- **Problem to work on**
Copy all the data exactly, except the pictures.

__________

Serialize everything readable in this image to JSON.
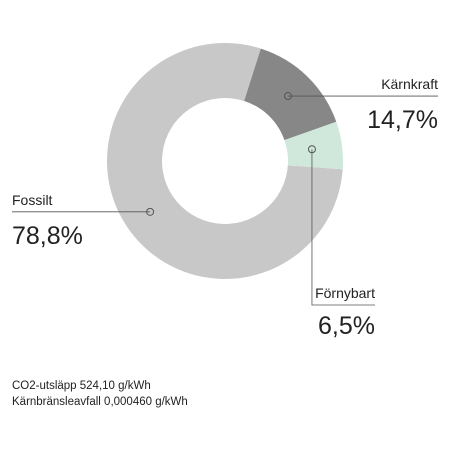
{
  "chart_data": {
    "type": "pie",
    "donut": true,
    "slices": [
      {
        "label": "Fossilt",
        "value": 78.8,
        "display": "78,8%",
        "color": "#c8c8c8"
      },
      {
        "label": "Kärnkraft",
        "value": 14.7,
        "display": "14,7%",
        "color": "#878787"
      },
      {
        "label": "Förnybart",
        "value": 6.5,
        "display": "6,5%",
        "color": "#cfe8db"
      }
    ],
    "start_angle_deg": 94,
    "direction": "clockwise"
  },
  "footer": {
    "co2": "CO2-utsläpp 524,10 g/kWh",
    "waste": "Kärnbränsleavfall 0,000460 g/kWh"
  }
}
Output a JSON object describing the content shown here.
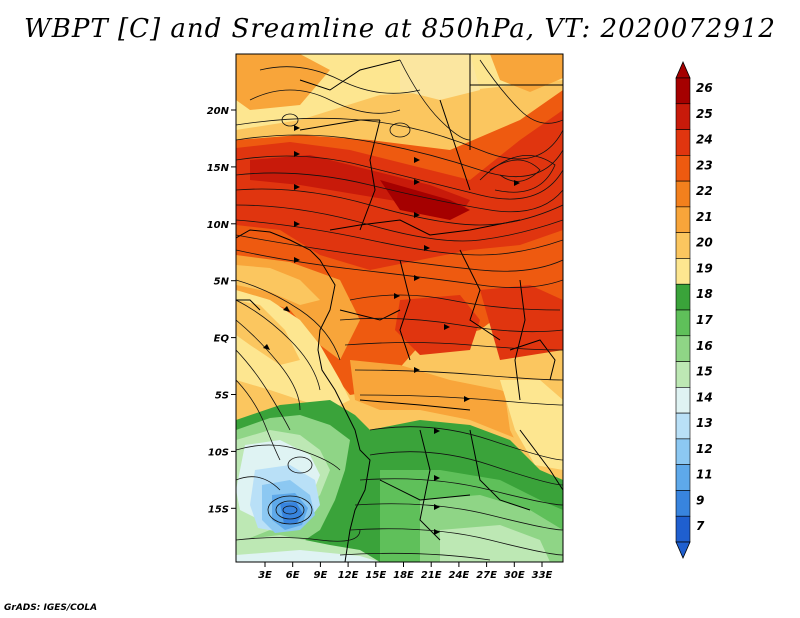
{
  "title": "WBPT [C] and Sreamline at 850hPa, VT: 2020072912",
  "credit": "GrADS: IGES/COLA",
  "map": {
    "lon_labels": [
      "3E",
      "6E",
      "9E",
      "12E",
      "15E",
      "18E",
      "21E",
      "24E",
      "27E",
      "30E",
      "33E"
    ],
    "lat_labels": [
      "20N",
      "15N",
      "10N",
      "5N",
      "EQ",
      "5S",
      "10S",
      "15S"
    ]
  },
  "colorbar": {
    "labels": [
      "26",
      "25",
      "24",
      "23",
      "22",
      "21",
      "20",
      "19",
      "18",
      "17",
      "16",
      "15",
      "14",
      "13",
      "12",
      "11",
      "9",
      "7"
    ],
    "colors": [
      "#a50000",
      "#c81a0a",
      "#e0350f",
      "#ee5a10",
      "#f3801d",
      "#f8a53a",
      "#fbc65f",
      "#fde690",
      "#3aa33a",
      "#5fc05a",
      "#8fd586",
      "#bde8b4",
      "#dff3f3",
      "#b9e0f7",
      "#8cc8f2",
      "#5ea9ea",
      "#3884de",
      "#1f5fcf"
    ]
  }
}
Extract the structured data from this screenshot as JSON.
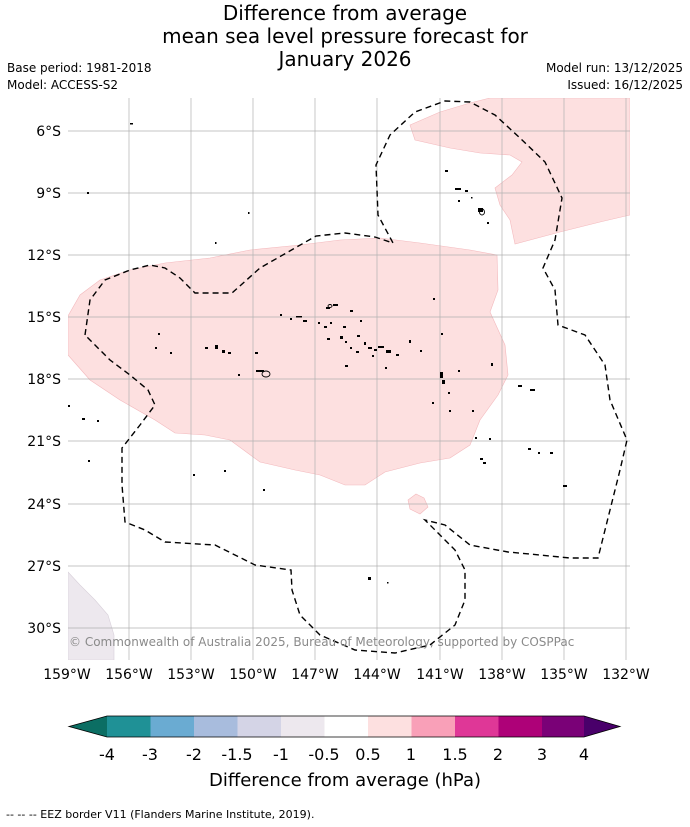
{
  "title": {
    "line1": "Difference from average",
    "line2": "mean sea level pressure forecast for",
    "line3": "January 2026"
  },
  "meta": {
    "base_period": "Base period: 1981-2018",
    "model": "Model: ACCESS-S2",
    "model_run": "Model run: 13/12/2025",
    "issued": "Issued: 16/12/2025"
  },
  "map": {
    "lat_labels": [
      "6°S",
      "9°S",
      "12°S",
      "15°S",
      "18°S",
      "21°S",
      "24°S",
      "27°S",
      "30°S"
    ],
    "lon_labels": [
      "159°W",
      "156°W",
      "153°W",
      "150°W",
      "147°W",
      "144°W",
      "141°W",
      "138°W",
      "135°W",
      "132°W"
    ],
    "copyright": "© Commonwealth of Australia 2025, Bureau of Meteorology, supported by COSPPac",
    "colors": {
      "anomaly_0_5_to_1": "#fde0e0",
      "anomaly_neg_0_5_to_neg_1": "#ede8ee",
      "grid": "#b0b0b0",
      "eez": "#000000"
    }
  },
  "colorbar": {
    "ticks": [
      "-4",
      "-3",
      "-2",
      "-1.5",
      "-1",
      "-0.5",
      "0.5",
      "1",
      "1.5",
      "2",
      "3",
      "4"
    ],
    "colors": [
      "#0b6e63",
      "#1f9196",
      "#6aabd2",
      "#a8bcdd",
      "#d4d4e6",
      "#ede8ee",
      "#ffffff",
      "#fde0e0",
      "#f9a0b8",
      "#df3797",
      "#ae0178",
      "#7a0177",
      "#49006a"
    ],
    "title": "Difference from average (hPa)"
  },
  "footer": "--  --  -- EEZ border V11 (Flanders Marine Institute, 2019)."
}
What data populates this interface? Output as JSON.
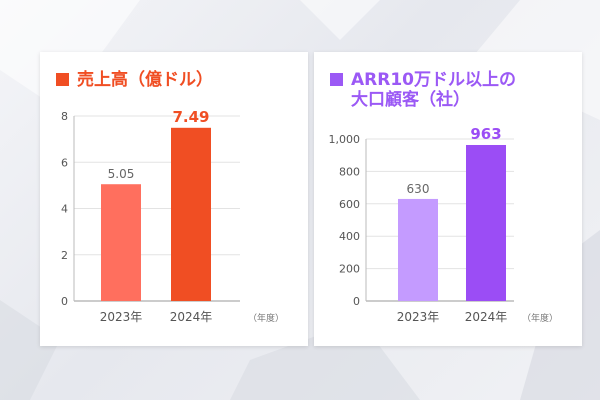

__________

- **Result**
Serialize everything readable in this image to JSON.
{
  "chart_data": {
    "type": "pie",
    "donut": true,
    "slices": [
      {
        "label": "Fossilt",
        "value": 78.8,
        "display": "78,8%",
        "color": "#c8c8c8"
      },
      {
        "label": "Kärnkraft",
        "value": 14.7,
        "display": "14,7%",
        "color": "#878787"
      },
      {
        "label": "Förnybart",
        "value": 6.5,
        "display": "6,5%",
        "color": "#cfe8db"
      }
    ],
    "start_angle_deg": 94,
    "direction": "clockwise"
  },
  "footer": {
    "co2": "CO2-utsläpp 524,10 g/kWh",
    "waste": "Kärnbränsleavfall 0,000460 g/kWh"
  }
}
Output a JSON object describing the content shown here.
{
  "title": "WBPT [C] and Sreamline at 850hPa, VT: 2020072912",
  "credit": "GrADS: IGES/COLA",
  "map": {
    "lon_labels": [
      "3E",
      "6E",
      "9E",
      "12E",
      "15E",
      "18E",
      "21E",
      "24E",
      "27E",
      "30E",
      "33E"
    ],
    "lat_labels": [
      "20N",
      "15N",
      "10N",
      "5N",
      "EQ",
      "5S",
      "10S",
      "15S"
    ]
  },
  "colorbar": {
    "labels": [
      "26",
      "25",
      "24",
      "23",
      "22",
      "21",
      "20",
      "19",
      "18",
      "17",
      "16",
      "15",
      "14",
      "13",
      "12",
      "11",
      "9",
      "7"
    ],
    "colors": [
      "#a50000",
      "#c81a0a",
      "#e0350f",
      "#ee5a10",
      "#f3801d",
      "#f8a53a",
      "#fbc65f",
      "#fde690",
      "#3aa33a",
      "#5fc05a",
      "#8fd586",
      "#bde8b4",
      "#dff3f3",
      "#b9e0f7",
      "#8cc8f2",
      "#5ea9ea",
      "#3884de",
      "#1f5fcf"
    ]
  }
}
Extract the structured data from this screenshot as JSON.
{
  "title": {
    "line1": "Difference from average",
    "line2": "mean sea level pressure forecast for",
    "line3": "January 2026"
  },
  "meta": {
    "base_period": "Base period: 1981-2018",
    "model": "Model: ACCESS-S2",
    "model_run": "Model run: 13/12/2025",
    "issued": "Issued: 16/12/2025"
  },
  "map": {
    "lat_labels": [
      "6°S",
      "9°S",
      "12°S",
      "15°S",
      "18°S",
      "21°S",
      "24°S",
      "27°S",
      "30°S"
    ],
    "lon_labels": [
      "159°W",
      "156°W",
      "153°W",
      "150°W",
      "147°W",
      "144°W",
      "141°W",
      "138°W",
      "135°W",
      "132°W"
    ],
    "copyright": "© Commonwealth of Australia 2025, Bureau of Meteorology, supported by COSPPac",
    "colors": {
      "anomaly_0_5_to_1": "#fde0e0",
      "anomaly_neg_0_5_to_neg_1": "#ede8ee",
      "grid": "#b0b0b0",
      "eez": "#000000"
    }
  },
  "colorbar": {
    "ticks": [
      "-4",
      "-3",
      "-2",
      "-1.5",
      "-1",
      "-0.5",
      "0.5",
      "1",
      "1.5",
      "2",
      "3",
      "4"
    ],
    "colors": [
      "#0b6e63",
      "#1f9196",
      "#6aabd2",
      "#a8bcdd",
      "#d4d4e6",
      "#ede8ee",
      "#ffffff",
      "#fde0e0",
      "#f9a0b8",
      "#df3797",
      "#ae0178",
      "#7a0177",
      "#49006a"
    ],
    "title": "Difference from average (hPa)"
  },
  "footer": "--  --  -- EEZ border V11 (Flanders Marine Institute, 2019)."
}
What data populates this interface? Output as JSON.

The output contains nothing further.